• Entries:
________________________
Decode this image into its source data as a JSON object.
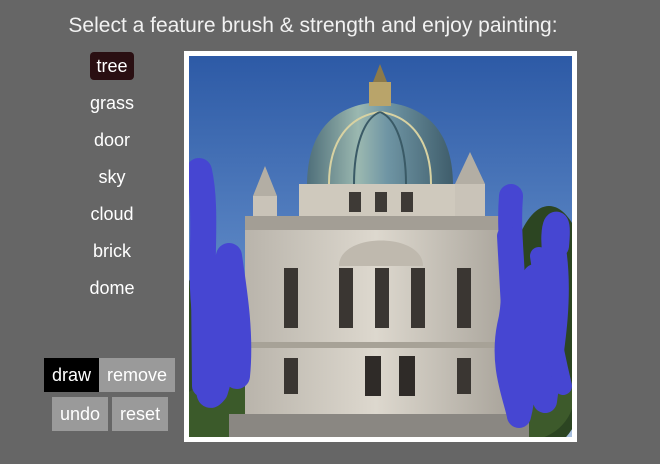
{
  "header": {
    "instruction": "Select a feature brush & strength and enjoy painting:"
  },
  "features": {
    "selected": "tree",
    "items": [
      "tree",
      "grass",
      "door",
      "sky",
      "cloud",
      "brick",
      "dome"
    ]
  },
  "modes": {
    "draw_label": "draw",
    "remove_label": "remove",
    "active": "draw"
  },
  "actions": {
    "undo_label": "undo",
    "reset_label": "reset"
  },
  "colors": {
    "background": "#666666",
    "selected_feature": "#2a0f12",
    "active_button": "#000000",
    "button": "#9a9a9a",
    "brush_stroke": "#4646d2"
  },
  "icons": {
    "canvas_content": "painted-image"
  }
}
________________________
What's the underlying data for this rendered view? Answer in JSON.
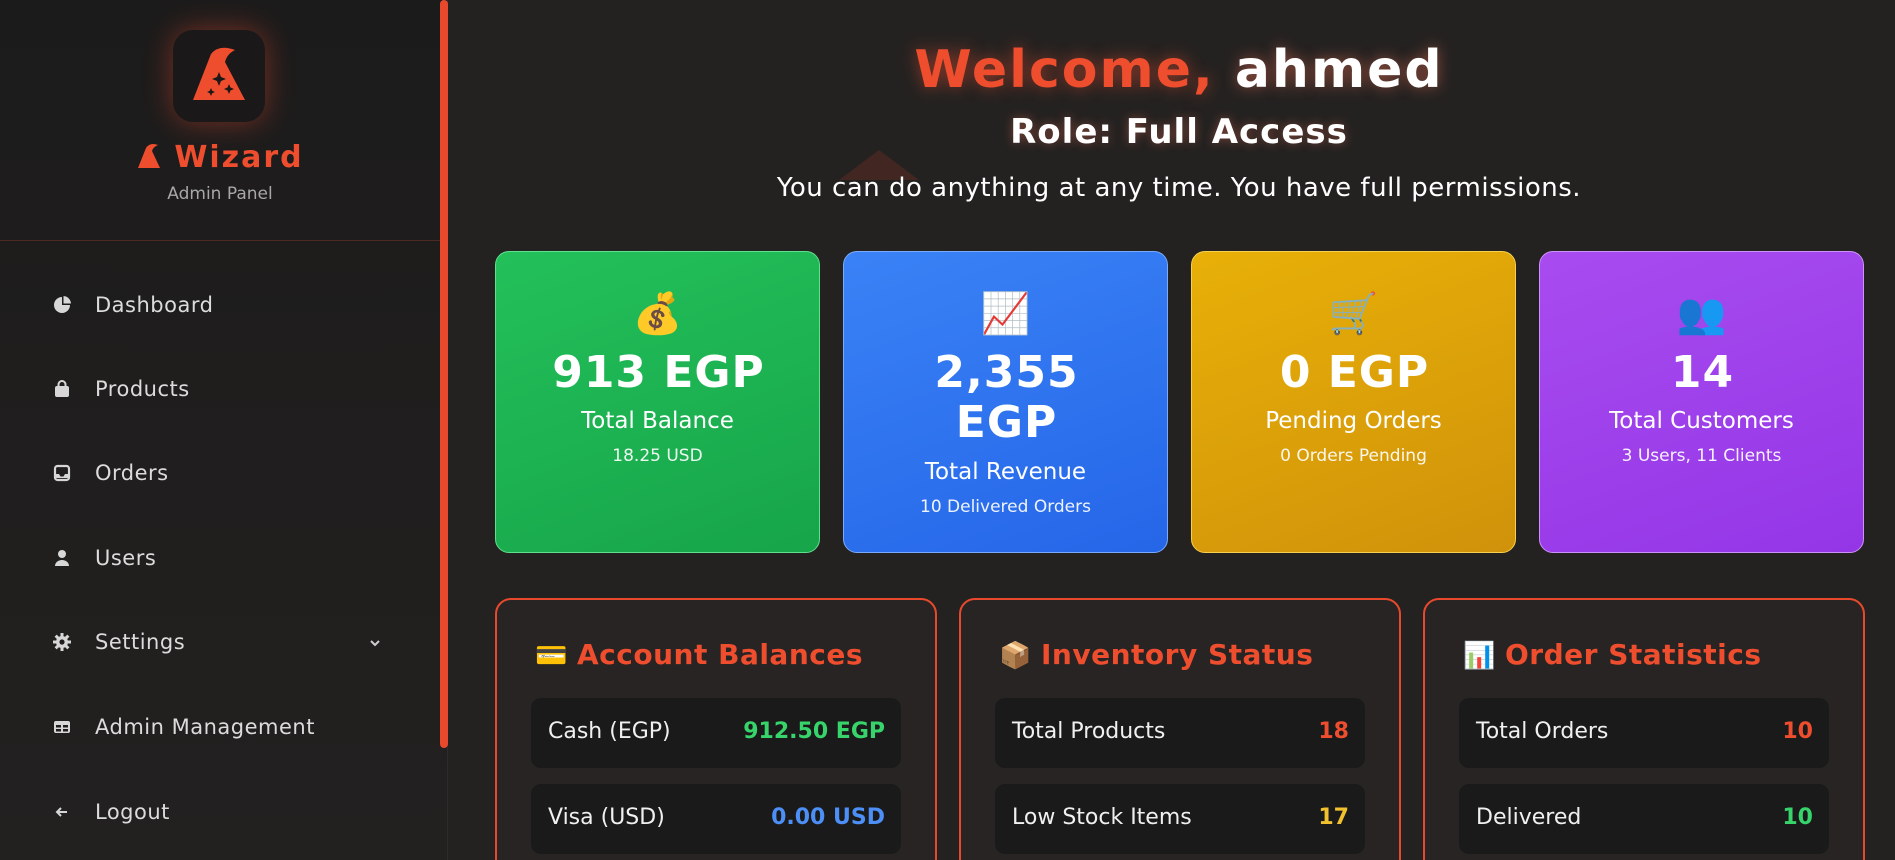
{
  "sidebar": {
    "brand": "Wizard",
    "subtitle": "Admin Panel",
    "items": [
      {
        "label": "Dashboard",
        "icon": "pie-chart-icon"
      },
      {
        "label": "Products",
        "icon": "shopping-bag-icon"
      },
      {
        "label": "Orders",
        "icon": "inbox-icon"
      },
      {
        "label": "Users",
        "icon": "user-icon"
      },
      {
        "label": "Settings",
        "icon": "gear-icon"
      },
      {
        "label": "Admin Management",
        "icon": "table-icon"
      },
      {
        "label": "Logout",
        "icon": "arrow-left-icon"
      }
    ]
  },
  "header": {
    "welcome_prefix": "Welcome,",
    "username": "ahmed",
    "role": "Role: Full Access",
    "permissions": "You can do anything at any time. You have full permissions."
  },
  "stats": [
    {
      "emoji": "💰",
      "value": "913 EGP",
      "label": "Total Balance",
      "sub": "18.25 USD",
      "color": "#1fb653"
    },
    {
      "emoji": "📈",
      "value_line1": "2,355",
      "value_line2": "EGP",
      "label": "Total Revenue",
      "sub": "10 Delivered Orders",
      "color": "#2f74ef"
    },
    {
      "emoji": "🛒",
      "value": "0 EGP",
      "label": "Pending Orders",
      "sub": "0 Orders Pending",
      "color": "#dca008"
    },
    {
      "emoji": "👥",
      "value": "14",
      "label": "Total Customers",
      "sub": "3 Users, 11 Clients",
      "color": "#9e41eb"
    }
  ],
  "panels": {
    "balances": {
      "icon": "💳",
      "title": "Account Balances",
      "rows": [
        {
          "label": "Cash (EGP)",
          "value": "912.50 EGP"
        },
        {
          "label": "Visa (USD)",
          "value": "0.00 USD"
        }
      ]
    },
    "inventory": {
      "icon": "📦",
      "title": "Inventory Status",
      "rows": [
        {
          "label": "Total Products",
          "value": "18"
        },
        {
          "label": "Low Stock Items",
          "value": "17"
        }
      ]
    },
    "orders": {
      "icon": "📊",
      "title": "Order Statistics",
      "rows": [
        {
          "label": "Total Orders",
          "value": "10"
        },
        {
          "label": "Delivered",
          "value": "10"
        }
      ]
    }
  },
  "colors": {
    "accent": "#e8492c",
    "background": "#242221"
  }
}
________________________
• Task requirements: Out of the preceding entries, pull every line containing the string "Total".

• Answer for this exercise:
      "label": "Total Balance",
      "label": "Total Revenue",
      "label": "Total Customers",
          "label": "Total Products",
          "label": "Total Orders",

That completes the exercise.